**Trecho da página:**
Escrevo sempre, e me alimento de outros textos: cinema, poesia, música, romances, pinturas, teatro, danças e por aí vai… O que entendo que além de me enriquecer como ser humano, me permite acessar várias culturas e realidades. Essa é a fortuna da arte, nunca saímos os mesmos.
Da poltrona do cinema, olho para a tela esperando todos os caracteres subirem. Vejo todos os nomes. Mas vejo sem ver. Meu olhar está no infinito do mundo, existem mais dúvidas sobre o ser humano, sobre mim, sobre a vida… Do que respostas. Ainda sem entender o que desde sempre acredito já entender, pois existem coisas que talvez compreendamos sentindo, vou para meu quarto, pego meu celular e envio uma mensagem: “Você assistiu ‘Corra’?”
Em poucos minutos, vem à resposta, em áudio do aplicativo: “Como você sabe que eu assisti ‘Corra’? Que porra é essa?” Escrevi: “não sabia. É que terminei agora de assistir”. No minuto seguinte, outro áudio: “Cara, eu acabei de assistir este filme, velho… Você está doido… Não, Tayrone! Explique-me como você ficou sabendo? Nossa, Meu Deus do Céu”, conclui com espanto e risos a negramara (Negra, Amar, Mar, Mara).
Sim, Mara, você foi a primeira pessoa que me veio à mente após o filme. Não que seja a pessoa negra mais próxima de mim. Aliás, quiçá seja uma das mais distantes na atualidade, pelo menos geograficamente. Mas, além de mulher negra, e pobre, como você mesma diz, é uma das pessoas com quem mais me identifico na luta diária contra as injustiças e preconceitos.

**Dados fornecidos:**

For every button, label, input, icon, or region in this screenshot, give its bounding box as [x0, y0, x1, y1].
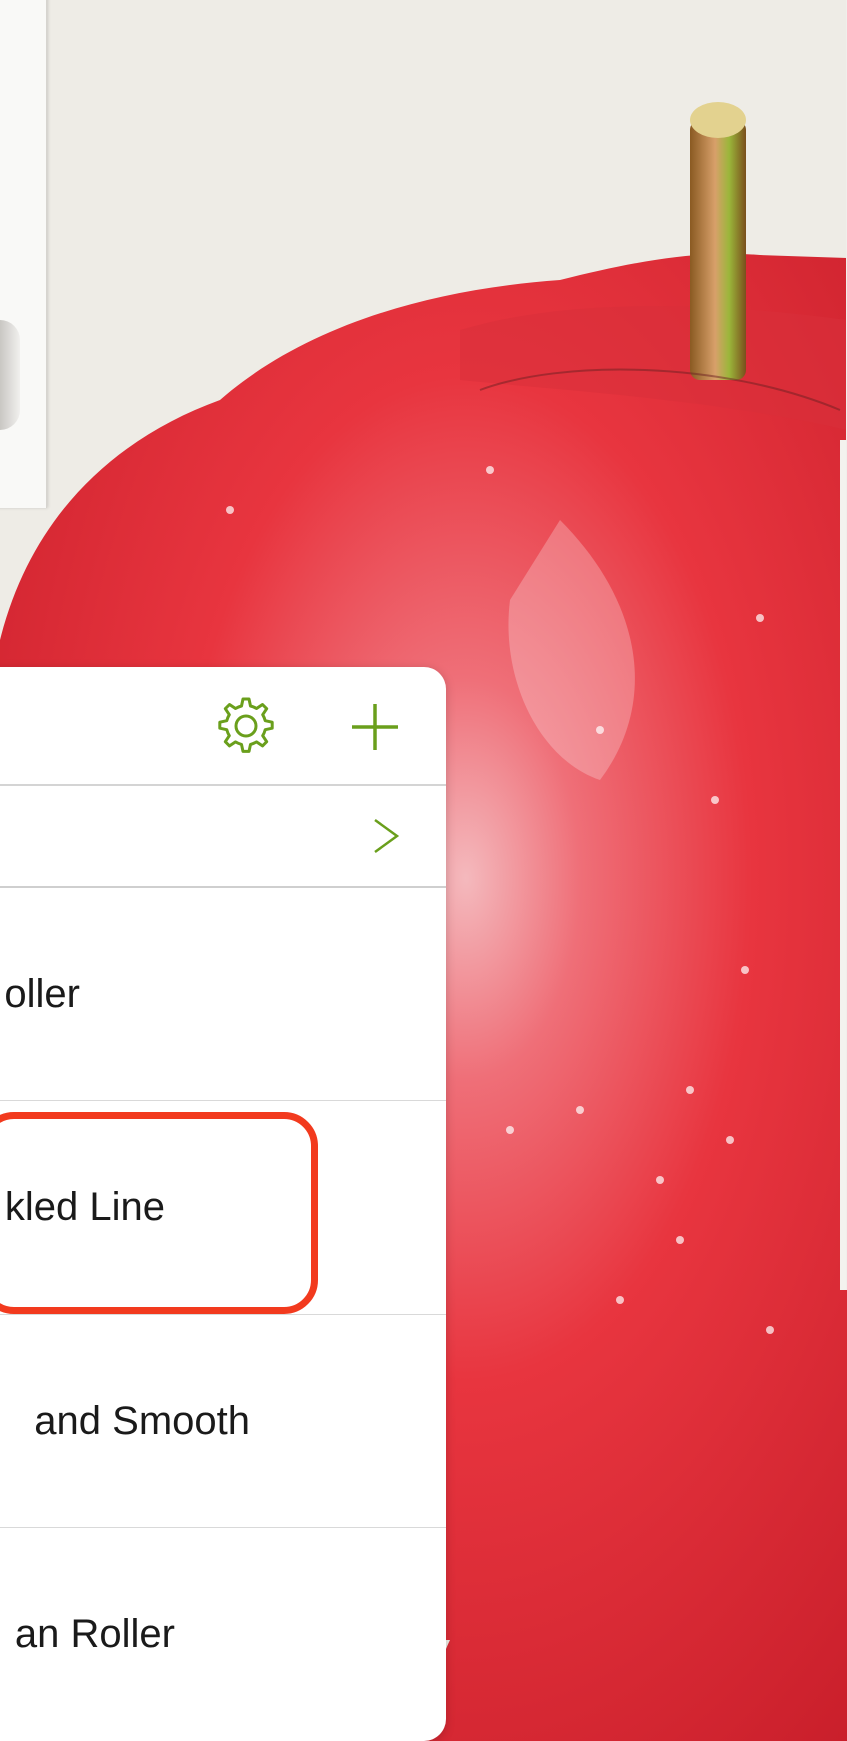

**Tarefas propostas:**
**A)** Responda, com base no relato sobre o filme "Corra":
(i) De onde se olha para a tela à espera de que todos os caracteres subam?
(ii) Em que formato chega a resposta à mensagem enviada pelo celular?
(iii) Em que sentido Mara é descrita como talvez uma das pessoas mais distantes na atualidade?
**B)** Transcreva do relato sobre o filme "Corra" a passagem que começa em "Sim, Mara, você" e vai até "injustiças e preconceitos.", inclusive.
**C)** Prossiga o relato sobre o filme "Corra" a partir da última frase apresentada.

**Respostas esperadas:**
**A)**
(i) Da poltrona do cinema.
(ii) Em áudio do aplicativo.
(iii) Geograficamente.

**B)**
Sim, Mara, você foi a primeira pessoa que me veio à mente após o filme. Não que seja a pessoa negra mais próxima de mim. Aliás, quiçá seja uma das mais distantes na atualidade, pelo menos geograficamente. Mas, além de mulher negra, e pobre, como você mesma diz, é uma das pessoas com quem mais me identifico na luta diária contra as injustiças e preconceitos.

**C)**
Será que realmente assistimos ‘Corra’, mesmo sem combinar, no mesmo tempo? No mesmo minuto? No mesmo segundo? Talvez sim, se realmente tivéssemos assistido um filme de terror, de nível sobrenatural. Mas ‘Corra’ não é terror? Claro que é! No entanto, mais real do que o próprio filme sugere ser, e por isso precisava saber de sua opinião.
Duas cenas continuam a martelar minha cabeça:
Cena A
O carro da polícia se aproxima nos momentos finais com sirene ligada, o negro mocinho, será?, interpretado por Daniel Kaluuya, levanta as mãos para se render à polícia, quando, ao mesmo tempo, a personagem branquinha não tão mocinha, será?, interpretada por Allison Williams, expõe um leve sorriso nos lábios.
Essa é a cena mais impactante para mim. A certeza por parte dos personagens de como seriam pré-julgados. Isso é cinema ou é realidade? Na verdade, não restam dúvidas de que, infelizmente, o mundo, ao logo de sua história, escolheu seu lado e construiu seu muro invisível e, por isso, é tão difícil transpô-lo.
Cena B
No outro espaço da película da minha mente, ainda vejo o leilão.
Quantos leilões o povo negro já sofreu ao longo do tempo? Quantos sofrem e quantos sofrerão? É… Este terror não é sobrenatural. Por isso, querida Mara, me recorri a você. Não tenho pele preta. Mas me orgulho do sangue preto que corre em mim. Por isso, sem hipnose, quero entrar na sua mente e entender, de quem sente na pele, as angústias que o filme de Jordan Peele provocam em mim. Corra, venha me ajudar.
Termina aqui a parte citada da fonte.